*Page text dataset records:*
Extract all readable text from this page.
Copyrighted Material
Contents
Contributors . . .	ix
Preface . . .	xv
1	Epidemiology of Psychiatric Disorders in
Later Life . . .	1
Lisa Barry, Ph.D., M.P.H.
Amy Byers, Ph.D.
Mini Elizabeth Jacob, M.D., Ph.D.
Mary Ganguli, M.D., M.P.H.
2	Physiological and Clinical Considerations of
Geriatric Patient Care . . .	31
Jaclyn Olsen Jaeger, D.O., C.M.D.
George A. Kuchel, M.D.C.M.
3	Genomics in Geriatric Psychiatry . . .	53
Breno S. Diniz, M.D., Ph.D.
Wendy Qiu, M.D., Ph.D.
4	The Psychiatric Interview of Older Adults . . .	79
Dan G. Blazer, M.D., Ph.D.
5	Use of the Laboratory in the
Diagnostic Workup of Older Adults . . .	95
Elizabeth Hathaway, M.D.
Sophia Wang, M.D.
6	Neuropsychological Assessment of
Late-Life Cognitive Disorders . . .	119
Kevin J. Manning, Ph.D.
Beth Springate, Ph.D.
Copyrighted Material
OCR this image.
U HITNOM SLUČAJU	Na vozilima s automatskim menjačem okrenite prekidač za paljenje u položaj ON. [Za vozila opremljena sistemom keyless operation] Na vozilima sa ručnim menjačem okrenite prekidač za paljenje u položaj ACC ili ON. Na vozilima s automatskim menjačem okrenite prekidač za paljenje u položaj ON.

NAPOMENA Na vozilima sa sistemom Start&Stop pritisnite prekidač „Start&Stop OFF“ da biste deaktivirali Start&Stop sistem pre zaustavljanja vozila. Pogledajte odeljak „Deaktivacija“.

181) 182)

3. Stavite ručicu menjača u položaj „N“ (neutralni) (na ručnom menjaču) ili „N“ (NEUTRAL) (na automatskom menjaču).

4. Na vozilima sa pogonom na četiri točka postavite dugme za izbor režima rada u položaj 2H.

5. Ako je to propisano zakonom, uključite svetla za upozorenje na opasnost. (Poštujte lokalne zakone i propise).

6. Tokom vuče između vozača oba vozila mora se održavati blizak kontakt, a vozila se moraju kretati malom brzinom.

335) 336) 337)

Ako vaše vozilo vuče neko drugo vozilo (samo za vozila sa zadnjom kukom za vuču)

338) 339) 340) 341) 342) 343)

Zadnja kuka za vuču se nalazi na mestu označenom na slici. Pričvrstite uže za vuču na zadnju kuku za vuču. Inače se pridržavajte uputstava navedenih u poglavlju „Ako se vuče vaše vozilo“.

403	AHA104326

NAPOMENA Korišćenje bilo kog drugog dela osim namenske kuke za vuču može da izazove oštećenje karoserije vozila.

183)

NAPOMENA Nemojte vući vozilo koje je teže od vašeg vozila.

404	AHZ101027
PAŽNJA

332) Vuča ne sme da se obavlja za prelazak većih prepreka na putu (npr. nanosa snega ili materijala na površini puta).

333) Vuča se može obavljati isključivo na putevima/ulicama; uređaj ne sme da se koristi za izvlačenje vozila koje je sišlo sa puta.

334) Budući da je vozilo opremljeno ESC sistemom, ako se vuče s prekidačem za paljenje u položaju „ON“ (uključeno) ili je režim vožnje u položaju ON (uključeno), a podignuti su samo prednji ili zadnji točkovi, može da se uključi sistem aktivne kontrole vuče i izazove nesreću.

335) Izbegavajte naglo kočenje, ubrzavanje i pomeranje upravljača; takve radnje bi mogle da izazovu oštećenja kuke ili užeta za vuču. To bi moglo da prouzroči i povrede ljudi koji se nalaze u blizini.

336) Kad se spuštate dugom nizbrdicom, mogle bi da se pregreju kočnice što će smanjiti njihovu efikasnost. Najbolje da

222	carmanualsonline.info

*Your assignment:* The expected answer is every line above in which the word "vozilima" appears.

*Reply to the task:*
U HITNOM SLUČAJU	Na vozilima s automatskim menjačem okrenite prekidač za paljenje u položaj ON. [Za vozila opremljena sistemom keyless operation] Na vozilima sa ručnim menjačem okrenite prekidač za paljenje u položaj ACC ili ON. Na vozilima s automatskim menjačem okrenite prekidač za paljenje u položaj ON.
NAPOMENA Na vozilima sa sistemom Start&Stop pritisnite prekidač „Start&Stop OFF“ da biste deaktivirali Start&Stop sistem pre zaustavljanja vozila. Pogledajte odeljak „Deaktivacija“.
4. Na vozilima sa pogonom na četiri točka postavite dugme za izbor režima rada u položaj 2H.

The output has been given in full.